_Extract_.
* * *
Raisin challah is a treat any time of year (hello, French Toast), but it's especially iconic at Rosh Hashana. Every fall, kosher bakeries turning out majestic spiral challot studded with raisins as they gear up for the Jewish High Holidays -- the round shape is symbolic of continuity, and the addition of dried fruit expresses wishes for a sweet new year.
Bakery challah is wonderfully convenient, but there's nothing like homemade. With Rosh Hashana in mind, I created this honey-sweetened take on the holiday bread. I've swapped out some of the refined flour for white whole wheat, which adds texture and balances the sweetness of the plump golden raisins and honey. A touch of vanilla and an optional pinch of cardamom add intriguing dimension. It's a great choice if you're aiming for a sweet and healthy new year.
Tips: Measure the honey in the same graduated liquid measuring cup that you used for oil -- it will slide right out!
* * *
_Record extracts_.
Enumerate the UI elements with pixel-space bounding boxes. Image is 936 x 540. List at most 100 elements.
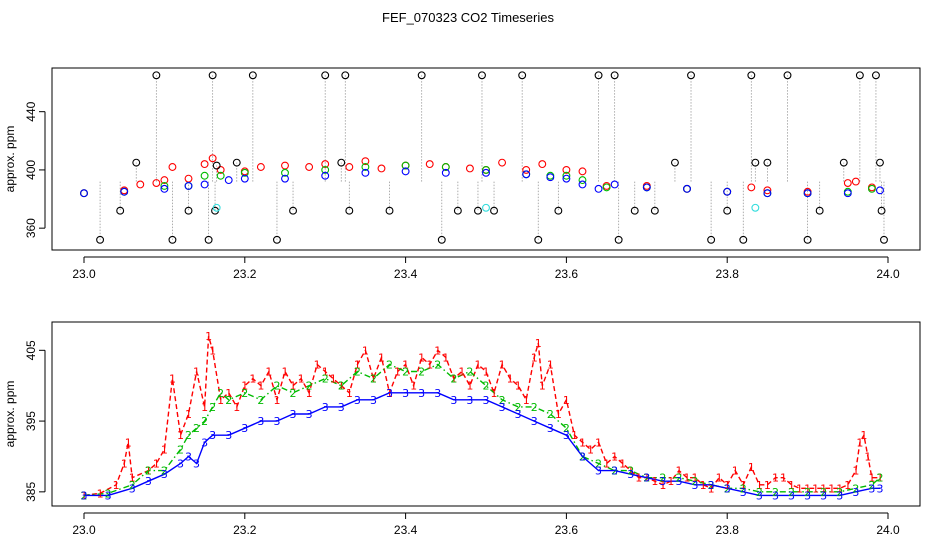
series-3-marker: 3	[692, 479, 699, 492]
series-3-marker: 3	[225, 429, 232, 442]
series-3-line	[84, 392, 880, 497]
series-3-marker: 3	[354, 394, 361, 407]
blue-point	[184, 181, 193, 190]
series-3-marker: 3	[483, 394, 490, 407]
series-1-marker: 1	[298, 373, 305, 386]
series-1-marker: 1	[868, 472, 875, 485]
series-1-marker: 1	[249, 373, 256, 386]
outliers-point	[815, 206, 824, 215]
series-3-marker: 3	[185, 450, 192, 463]
series-1-marker: 1	[217, 394, 224, 407]
outliers-point	[208, 71, 217, 80]
series-2-marker: 2	[563, 422, 570, 435]
series-1-marker: 1	[354, 358, 361, 371]
series-1-marker: 1	[450, 373, 457, 386]
series-1-marker: 1	[587, 443, 594, 456]
outliers-point	[204, 235, 213, 244]
series-3-marker: 3	[450, 394, 457, 407]
series-1-marker: 1	[474, 358, 481, 371]
series-1-marker: 1	[595, 436, 602, 449]
green-point	[361, 163, 370, 171]
series-1-marker: 1	[836, 482, 843, 495]
series-2-marker: 2	[515, 401, 522, 414]
red-point	[562, 165, 571, 174]
blue-point	[610, 180, 619, 189]
series-2-marker: 2	[290, 387, 297, 400]
series-1-marker: 1	[675, 465, 682, 478]
outliers-point	[670, 158, 679, 167]
series-3-marker: 3	[659, 475, 666, 488]
series-2-marker: 2	[257, 394, 264, 407]
outliers-point	[478, 71, 486, 80]
series-3-marker: 3	[193, 458, 200, 471]
red-point	[843, 179, 852, 187]
outliers-point	[877, 206, 886, 215]
series-1-marker: 1	[257, 380, 264, 393]
blue-point	[401, 167, 410, 176]
series-2-marker: 2	[466, 366, 473, 379]
outliers-point	[248, 71, 257, 80]
series-1-marker: 1	[322, 366, 329, 379]
series-2-marker: 2	[193, 422, 200, 435]
outliers-point	[321, 71, 330, 80]
blue-point	[562, 174, 571, 183]
series-1-marker: 1	[466, 380, 473, 393]
red-point	[168, 163, 177, 171]
series-2-marker: 2	[595, 458, 602, 471]
blue-point	[482, 168, 490, 177]
series-3-marker: 3	[868, 482, 875, 495]
outliers-point	[132, 158, 141, 167]
series-1-marker: 1	[563, 394, 570, 407]
series-1-marker: 1	[290, 380, 297, 393]
series-1-marker: 1	[145, 465, 152, 478]
series-1-marker: 1	[571, 429, 578, 442]
red-point	[498, 158, 507, 167]
series-1-marker: 1	[547, 358, 554, 371]
red-point	[216, 165, 225, 174]
bottom-series-lines	[83, 336, 881, 497]
series-2-marker: 2	[740, 482, 747, 495]
series-1-marker: 1	[756, 479, 763, 492]
series-2-marker: 2	[209, 401, 216, 414]
red-point	[578, 167, 587, 176]
blue-point	[120, 187, 129, 196]
series-3-marker: 3	[105, 489, 112, 502]
series-1-marker: 1	[113, 479, 120, 492]
series-1-marker: 1	[780, 472, 787, 485]
series-1-marker: 1	[394, 366, 401, 379]
outliers-point	[783, 71, 792, 80]
series-3-marker: 3	[145, 475, 152, 488]
series-3-marker: 3	[772, 489, 779, 502]
series-1-marker: 1	[535, 337, 542, 350]
series-2-marker: 2	[145, 465, 152, 478]
series-1-marker: 1	[205, 330, 212, 343]
red-point	[377, 164, 386, 173]
series-3-marker: 3	[804, 489, 811, 502]
outliers-point	[385, 206, 394, 215]
x-tick-label: 23.4	[394, 267, 418, 281]
series-2-marker: 2	[531, 401, 538, 414]
series-1-marker: 1	[121, 458, 128, 471]
green-point	[401, 161, 410, 170]
series-1-marker: 1	[225, 387, 232, 400]
blue-point	[763, 189, 772, 198]
red-point	[208, 154, 217, 163]
series-3-marker: 3	[876, 482, 883, 495]
outliers-point	[687, 71, 695, 80]
series-1-marker: 1	[402, 358, 409, 371]
series-1-marker: 1	[555, 408, 562, 421]
outliers-point	[437, 235, 446, 244]
outliers-point	[554, 206, 563, 215]
x-tick-label: 23.2	[233, 523, 257, 537]
series-3-marker: 3	[643, 472, 650, 485]
outliers-point	[289, 206, 297, 215]
blue-point	[642, 183, 651, 192]
bottom-y-axis: 385 395 405	[24, 340, 46, 502]
blue-point	[594, 184, 603, 193]
x-tick-label: 23.4	[394, 523, 418, 537]
series-1-marker: 1	[864, 450, 871, 463]
series-1-marker: 1	[442, 351, 449, 364]
series-3-marker: 3	[402, 387, 409, 400]
series-1-marker: 1	[233, 401, 240, 414]
series-3-marker: 3	[257, 415, 264, 428]
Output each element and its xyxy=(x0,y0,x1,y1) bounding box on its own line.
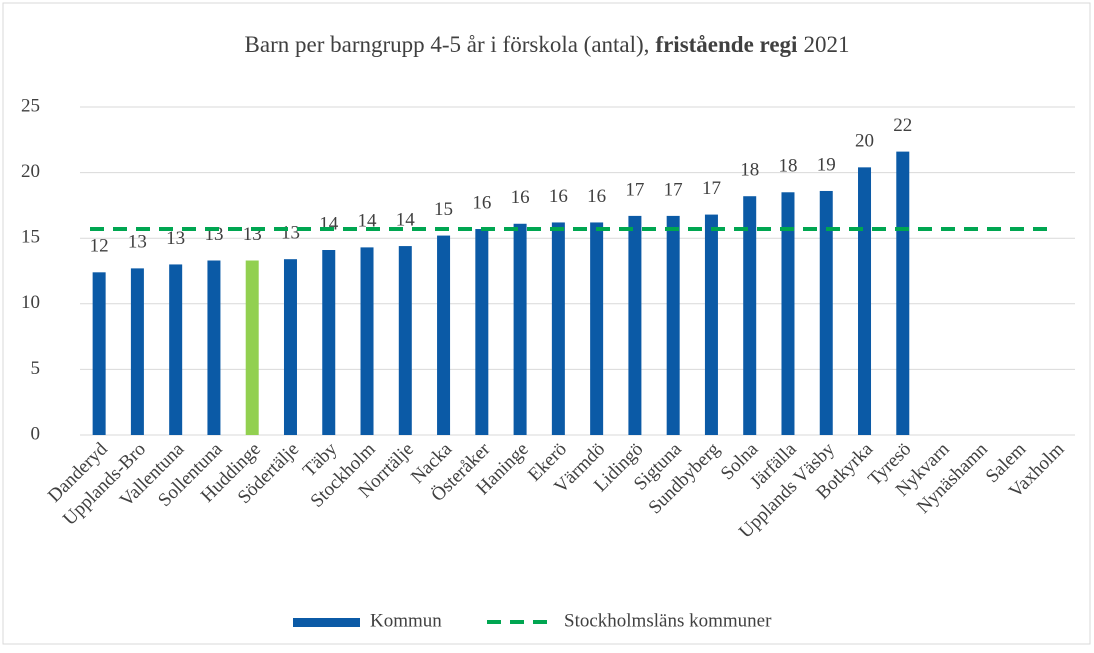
y-tick-label: 10 xyxy=(21,292,40,313)
title-part: fristående regi xyxy=(655,32,798,57)
legend-label: Kommun xyxy=(370,610,442,631)
chart-title: Barn per barngrupp 4-5 år i förskola (an… xyxy=(245,32,850,57)
y-tick-label: 20 xyxy=(21,161,40,182)
data-label: 22 xyxy=(893,115,912,136)
y-tick-label: 5 xyxy=(31,358,41,379)
data-label: 16 xyxy=(511,187,530,208)
bar xyxy=(245,260,259,435)
bar xyxy=(92,272,106,435)
data-label: 16 xyxy=(472,192,491,213)
data-label: 16 xyxy=(549,186,568,207)
bar xyxy=(360,247,374,435)
data-label: 13 xyxy=(166,228,185,249)
bar xyxy=(437,235,451,435)
data-label: 17 xyxy=(625,179,644,200)
bar xyxy=(628,215,642,435)
bar xyxy=(398,246,412,435)
bar xyxy=(704,214,718,435)
bar xyxy=(283,259,297,435)
data-label: 12 xyxy=(90,236,109,257)
data-label: 13 xyxy=(243,224,262,245)
data-label: 15 xyxy=(434,199,453,220)
bar xyxy=(819,190,833,435)
bar xyxy=(551,222,565,435)
data-label: 14 xyxy=(358,211,378,232)
data-label: 17 xyxy=(702,178,721,199)
bar xyxy=(743,196,757,435)
data-label: 13 xyxy=(281,223,300,244)
title-part: Barn per barngrupp 4-5 år i förskola (an… xyxy=(245,32,650,57)
bar xyxy=(590,222,604,435)
data-label: 18 xyxy=(740,160,759,181)
data-label: 20 xyxy=(855,131,874,152)
bar xyxy=(666,215,680,435)
bar xyxy=(207,260,221,435)
bar xyxy=(169,264,183,435)
data-label: 14 xyxy=(319,213,339,234)
bar xyxy=(781,192,795,435)
data-label: 18 xyxy=(778,156,797,177)
bar xyxy=(130,268,144,435)
data-label: 16 xyxy=(587,186,606,207)
bar xyxy=(896,151,910,435)
data-label: 14 xyxy=(396,209,416,230)
bar xyxy=(322,250,336,435)
legend-label: Stockholmsläns kommuner xyxy=(564,610,772,631)
y-tick-label: 15 xyxy=(21,227,40,248)
data-label: 13 xyxy=(204,224,223,245)
bar xyxy=(858,167,872,436)
title-part: 2021 xyxy=(803,32,849,57)
data-label: 17 xyxy=(664,179,683,200)
legend-swatch xyxy=(293,618,360,627)
y-tick-label: 25 xyxy=(21,95,40,116)
y-tick-label: 0 xyxy=(31,423,41,444)
data-label: 19 xyxy=(817,154,836,175)
data-label: 13 xyxy=(128,232,147,253)
bar xyxy=(513,223,527,435)
bar xyxy=(475,229,489,435)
* * *
_Goals_.
a: In the raisin challah text, what does the round shape of the holiday loaves stand for?
b: Write the next part of the raisin challah text, picking up after its tip about measuring the honey.

_Responses by task_.
a: Continuity.

b:
In her wonderful book A Blessing of Bread: Recipes and Rituals, Memories and Mitzvahs, award-winning author Maggie Glezer recommends rinsing the raisins before kneading them into challah dough. This softens the raisins, and removes extra sugars on their surfaces that could interfere with the action of the yeast.
- For The Challah:
- 1 cup (240 ml) warm water (110 - 115° F/43 - 46° C)
- 1 package active dry yeast (2-1/4 teaspoons/7 g)
- 2-1/2 cups (300 g) all-purpose flour
- 2 cups (280 g) white whole wheat flour, plus extra for kneading
- 1/8 to 1/4 teaspoon cardamom (optional)
- 2 large eggs
- 1/4 cup (55 ml) oil
- 1/3 cup (113 gm) honey
- 1 teaspoon pure vanilla extract
- 1-1/2 teaspoons salt
- 1/2 cup golden raisins
- For the Egg Wash:
- 1 large egg
- 1 tablespoon water
- Pinch salt
Hand or Stand Mixer Method:
1. Place the warm water in a large bowl or stand mixer. Sprinkle with the yeast. Set aside in a warm place for 5 to 10 minutes, until the mixture is foamy. (If your yeast doesn't proof properly, discard the mixture and start again with fresh yeast).
2. In another large bowl, whisk together the all-purpose and white whole wheat flours, and the cardamom (if using). Set aside.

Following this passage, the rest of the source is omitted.